**Requirement:**
Count up the lines below containing the word "AcOH", and give the result with no other words.

**Data shown:**
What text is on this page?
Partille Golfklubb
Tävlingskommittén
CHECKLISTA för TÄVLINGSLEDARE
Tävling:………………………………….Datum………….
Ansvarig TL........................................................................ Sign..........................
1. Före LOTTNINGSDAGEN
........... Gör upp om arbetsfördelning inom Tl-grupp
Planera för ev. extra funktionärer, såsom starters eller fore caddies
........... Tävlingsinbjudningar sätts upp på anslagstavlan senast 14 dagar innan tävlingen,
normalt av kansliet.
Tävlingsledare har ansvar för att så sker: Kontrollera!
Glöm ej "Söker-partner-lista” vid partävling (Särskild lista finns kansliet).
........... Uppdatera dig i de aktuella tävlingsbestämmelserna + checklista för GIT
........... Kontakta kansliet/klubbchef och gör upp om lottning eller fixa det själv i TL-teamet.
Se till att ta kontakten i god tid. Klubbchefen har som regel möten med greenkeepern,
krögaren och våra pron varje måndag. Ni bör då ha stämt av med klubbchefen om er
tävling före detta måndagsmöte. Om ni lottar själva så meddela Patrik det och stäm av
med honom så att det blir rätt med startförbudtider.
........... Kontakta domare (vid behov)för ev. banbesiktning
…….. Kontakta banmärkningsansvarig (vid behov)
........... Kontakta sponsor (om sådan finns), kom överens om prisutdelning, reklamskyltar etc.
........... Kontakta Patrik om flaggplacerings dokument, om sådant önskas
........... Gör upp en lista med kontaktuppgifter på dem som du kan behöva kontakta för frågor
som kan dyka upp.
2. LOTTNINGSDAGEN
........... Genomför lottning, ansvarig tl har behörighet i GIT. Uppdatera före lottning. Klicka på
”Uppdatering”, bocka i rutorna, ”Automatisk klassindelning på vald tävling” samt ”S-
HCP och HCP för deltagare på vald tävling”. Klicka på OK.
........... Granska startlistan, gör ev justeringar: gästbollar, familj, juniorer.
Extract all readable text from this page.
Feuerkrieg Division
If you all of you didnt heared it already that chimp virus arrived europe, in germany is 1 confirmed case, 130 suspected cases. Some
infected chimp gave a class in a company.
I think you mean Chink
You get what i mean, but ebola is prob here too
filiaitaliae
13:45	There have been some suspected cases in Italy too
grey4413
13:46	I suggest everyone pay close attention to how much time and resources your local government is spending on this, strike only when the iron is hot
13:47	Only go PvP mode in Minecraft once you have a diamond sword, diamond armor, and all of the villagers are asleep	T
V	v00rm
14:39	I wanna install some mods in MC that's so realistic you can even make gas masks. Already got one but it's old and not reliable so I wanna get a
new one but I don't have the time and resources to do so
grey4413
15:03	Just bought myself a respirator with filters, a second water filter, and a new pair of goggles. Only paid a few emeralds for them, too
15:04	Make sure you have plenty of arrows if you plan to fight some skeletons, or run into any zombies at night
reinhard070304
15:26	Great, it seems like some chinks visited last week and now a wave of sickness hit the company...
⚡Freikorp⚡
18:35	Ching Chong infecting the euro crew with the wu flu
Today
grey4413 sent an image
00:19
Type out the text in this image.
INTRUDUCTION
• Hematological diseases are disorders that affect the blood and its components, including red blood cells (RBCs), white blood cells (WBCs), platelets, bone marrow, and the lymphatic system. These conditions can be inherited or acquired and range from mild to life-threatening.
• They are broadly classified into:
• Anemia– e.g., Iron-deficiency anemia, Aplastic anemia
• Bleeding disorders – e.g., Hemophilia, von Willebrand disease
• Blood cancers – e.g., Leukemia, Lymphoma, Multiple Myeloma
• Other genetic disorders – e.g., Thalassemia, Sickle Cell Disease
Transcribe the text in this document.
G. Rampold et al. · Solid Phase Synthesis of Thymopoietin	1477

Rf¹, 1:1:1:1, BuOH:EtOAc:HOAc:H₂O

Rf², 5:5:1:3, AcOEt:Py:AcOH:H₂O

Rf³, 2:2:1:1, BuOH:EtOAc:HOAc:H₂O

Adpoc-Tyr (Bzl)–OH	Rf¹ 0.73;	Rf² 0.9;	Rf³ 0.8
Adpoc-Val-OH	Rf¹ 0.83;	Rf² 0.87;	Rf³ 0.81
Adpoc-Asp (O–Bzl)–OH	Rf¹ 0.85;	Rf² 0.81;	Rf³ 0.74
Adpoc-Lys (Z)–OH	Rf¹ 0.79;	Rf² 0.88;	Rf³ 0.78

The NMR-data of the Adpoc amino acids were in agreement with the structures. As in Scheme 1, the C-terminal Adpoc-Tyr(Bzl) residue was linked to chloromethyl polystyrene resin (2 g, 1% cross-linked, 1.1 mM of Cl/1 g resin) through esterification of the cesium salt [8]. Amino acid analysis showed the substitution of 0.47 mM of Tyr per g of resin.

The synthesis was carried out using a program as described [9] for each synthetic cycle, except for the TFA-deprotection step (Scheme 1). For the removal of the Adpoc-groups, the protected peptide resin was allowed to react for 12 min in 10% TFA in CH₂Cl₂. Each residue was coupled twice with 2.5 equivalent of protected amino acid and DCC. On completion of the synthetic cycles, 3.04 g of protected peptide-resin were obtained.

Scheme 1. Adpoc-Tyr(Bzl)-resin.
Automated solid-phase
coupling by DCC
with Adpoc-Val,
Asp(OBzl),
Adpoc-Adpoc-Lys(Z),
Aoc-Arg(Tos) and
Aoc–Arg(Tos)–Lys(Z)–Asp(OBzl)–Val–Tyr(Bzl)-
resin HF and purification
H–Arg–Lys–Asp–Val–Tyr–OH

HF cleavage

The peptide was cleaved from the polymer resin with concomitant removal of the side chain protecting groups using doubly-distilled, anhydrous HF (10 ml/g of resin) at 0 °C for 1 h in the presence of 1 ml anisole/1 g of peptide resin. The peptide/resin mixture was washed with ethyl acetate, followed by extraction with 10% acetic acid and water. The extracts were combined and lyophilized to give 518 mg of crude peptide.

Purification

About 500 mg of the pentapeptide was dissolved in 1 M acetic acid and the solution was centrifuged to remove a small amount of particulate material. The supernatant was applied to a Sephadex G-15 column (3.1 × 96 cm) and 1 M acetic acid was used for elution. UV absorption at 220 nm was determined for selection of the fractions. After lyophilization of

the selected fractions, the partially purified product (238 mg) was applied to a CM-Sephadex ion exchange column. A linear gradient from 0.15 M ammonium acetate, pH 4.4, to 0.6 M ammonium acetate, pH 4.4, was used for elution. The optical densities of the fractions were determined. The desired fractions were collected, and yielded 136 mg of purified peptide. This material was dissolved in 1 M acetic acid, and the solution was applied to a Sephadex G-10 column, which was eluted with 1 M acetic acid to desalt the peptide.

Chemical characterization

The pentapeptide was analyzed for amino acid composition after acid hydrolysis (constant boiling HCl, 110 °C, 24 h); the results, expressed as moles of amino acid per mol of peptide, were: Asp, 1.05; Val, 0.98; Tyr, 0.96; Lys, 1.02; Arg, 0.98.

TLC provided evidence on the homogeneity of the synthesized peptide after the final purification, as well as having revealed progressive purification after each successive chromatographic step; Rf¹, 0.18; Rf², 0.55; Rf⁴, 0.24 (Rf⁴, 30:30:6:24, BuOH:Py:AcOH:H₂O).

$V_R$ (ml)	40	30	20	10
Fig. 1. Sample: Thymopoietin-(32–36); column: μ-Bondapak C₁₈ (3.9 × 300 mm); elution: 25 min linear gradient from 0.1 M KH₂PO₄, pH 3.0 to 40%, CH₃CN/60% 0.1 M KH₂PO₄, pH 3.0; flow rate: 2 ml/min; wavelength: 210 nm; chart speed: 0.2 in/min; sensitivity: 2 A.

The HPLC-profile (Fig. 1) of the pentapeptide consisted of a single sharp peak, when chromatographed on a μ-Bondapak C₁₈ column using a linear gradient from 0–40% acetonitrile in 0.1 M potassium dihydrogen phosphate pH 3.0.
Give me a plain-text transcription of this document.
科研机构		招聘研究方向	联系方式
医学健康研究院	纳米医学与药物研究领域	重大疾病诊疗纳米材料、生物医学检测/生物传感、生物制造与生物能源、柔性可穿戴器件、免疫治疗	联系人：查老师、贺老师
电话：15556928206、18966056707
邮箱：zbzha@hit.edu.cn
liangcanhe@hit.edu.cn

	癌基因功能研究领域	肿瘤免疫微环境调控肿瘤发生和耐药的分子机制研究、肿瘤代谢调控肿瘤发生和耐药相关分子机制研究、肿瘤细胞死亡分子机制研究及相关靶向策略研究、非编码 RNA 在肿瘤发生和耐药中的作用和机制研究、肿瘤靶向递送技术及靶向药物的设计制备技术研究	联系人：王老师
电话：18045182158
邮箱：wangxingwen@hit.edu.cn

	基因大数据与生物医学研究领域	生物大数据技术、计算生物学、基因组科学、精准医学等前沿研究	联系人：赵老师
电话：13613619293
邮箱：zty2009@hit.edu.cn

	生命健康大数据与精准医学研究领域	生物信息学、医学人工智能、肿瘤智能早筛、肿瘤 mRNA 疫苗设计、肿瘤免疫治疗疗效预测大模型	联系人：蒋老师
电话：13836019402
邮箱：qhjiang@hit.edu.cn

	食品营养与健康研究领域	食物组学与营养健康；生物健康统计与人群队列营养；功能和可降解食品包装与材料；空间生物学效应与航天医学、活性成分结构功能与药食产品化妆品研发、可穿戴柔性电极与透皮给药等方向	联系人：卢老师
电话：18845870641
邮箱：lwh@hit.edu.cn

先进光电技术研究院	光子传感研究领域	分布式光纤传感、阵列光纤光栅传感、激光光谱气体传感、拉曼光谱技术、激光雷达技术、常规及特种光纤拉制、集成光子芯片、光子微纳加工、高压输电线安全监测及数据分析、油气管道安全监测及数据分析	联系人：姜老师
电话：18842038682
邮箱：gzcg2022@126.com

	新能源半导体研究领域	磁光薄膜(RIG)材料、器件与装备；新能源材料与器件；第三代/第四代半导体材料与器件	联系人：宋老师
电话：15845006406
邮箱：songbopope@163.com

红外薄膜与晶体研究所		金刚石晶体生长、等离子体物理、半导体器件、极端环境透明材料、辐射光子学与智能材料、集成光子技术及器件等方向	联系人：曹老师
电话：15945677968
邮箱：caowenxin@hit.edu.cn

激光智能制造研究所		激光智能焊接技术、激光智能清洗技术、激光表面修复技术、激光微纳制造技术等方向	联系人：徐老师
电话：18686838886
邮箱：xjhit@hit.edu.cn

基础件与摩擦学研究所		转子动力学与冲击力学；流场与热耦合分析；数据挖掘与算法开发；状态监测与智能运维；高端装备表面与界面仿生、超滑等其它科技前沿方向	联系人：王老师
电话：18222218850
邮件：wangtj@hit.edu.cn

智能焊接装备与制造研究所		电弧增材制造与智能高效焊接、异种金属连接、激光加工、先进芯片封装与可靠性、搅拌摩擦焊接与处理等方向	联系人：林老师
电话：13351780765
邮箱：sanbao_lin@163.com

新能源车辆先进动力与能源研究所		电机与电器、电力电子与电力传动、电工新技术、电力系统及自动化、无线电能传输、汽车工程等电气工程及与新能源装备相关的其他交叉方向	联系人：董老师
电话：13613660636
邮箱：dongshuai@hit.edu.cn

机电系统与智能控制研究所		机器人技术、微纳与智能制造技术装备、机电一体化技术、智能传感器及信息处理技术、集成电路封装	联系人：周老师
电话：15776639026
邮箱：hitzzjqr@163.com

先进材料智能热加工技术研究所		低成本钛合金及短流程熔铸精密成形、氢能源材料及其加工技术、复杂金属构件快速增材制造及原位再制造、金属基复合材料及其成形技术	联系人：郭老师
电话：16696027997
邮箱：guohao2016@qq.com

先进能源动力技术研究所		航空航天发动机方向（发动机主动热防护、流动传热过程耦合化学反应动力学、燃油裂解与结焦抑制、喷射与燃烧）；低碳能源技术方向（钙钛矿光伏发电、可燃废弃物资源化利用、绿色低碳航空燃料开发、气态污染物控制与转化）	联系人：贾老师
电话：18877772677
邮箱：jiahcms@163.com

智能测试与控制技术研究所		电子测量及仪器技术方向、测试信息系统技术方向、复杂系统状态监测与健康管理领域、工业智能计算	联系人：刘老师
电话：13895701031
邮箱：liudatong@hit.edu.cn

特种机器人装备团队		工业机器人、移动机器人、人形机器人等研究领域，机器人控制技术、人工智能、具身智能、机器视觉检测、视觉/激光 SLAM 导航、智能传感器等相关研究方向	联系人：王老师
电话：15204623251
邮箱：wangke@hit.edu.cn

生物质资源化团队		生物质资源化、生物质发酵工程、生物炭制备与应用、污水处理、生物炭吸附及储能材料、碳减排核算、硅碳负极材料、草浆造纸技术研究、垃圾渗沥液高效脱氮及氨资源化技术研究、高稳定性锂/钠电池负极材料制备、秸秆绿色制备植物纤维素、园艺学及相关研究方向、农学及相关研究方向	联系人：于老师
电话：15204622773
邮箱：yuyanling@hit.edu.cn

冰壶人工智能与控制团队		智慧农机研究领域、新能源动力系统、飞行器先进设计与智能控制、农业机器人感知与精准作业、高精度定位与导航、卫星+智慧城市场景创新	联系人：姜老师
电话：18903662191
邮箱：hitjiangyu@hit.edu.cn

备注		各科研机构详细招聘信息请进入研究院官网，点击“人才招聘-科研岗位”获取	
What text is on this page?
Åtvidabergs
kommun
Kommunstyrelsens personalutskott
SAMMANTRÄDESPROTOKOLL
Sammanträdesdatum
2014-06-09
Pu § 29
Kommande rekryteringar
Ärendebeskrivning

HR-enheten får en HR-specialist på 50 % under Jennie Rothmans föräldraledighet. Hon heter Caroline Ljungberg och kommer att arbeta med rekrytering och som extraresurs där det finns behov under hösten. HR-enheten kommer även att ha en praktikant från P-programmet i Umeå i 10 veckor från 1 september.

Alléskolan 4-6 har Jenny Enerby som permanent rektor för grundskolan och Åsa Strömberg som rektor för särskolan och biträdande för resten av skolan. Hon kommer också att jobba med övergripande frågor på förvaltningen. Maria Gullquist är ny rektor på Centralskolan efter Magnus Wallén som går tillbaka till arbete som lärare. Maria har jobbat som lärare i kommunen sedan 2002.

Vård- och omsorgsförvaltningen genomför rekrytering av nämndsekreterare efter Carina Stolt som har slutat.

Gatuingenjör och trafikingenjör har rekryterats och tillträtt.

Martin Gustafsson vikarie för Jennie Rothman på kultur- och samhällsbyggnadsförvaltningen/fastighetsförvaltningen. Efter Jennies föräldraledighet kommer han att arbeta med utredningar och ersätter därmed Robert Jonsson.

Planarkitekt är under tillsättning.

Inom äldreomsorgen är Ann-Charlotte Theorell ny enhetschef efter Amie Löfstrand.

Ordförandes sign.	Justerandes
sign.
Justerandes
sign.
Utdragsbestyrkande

**Written solution:**
2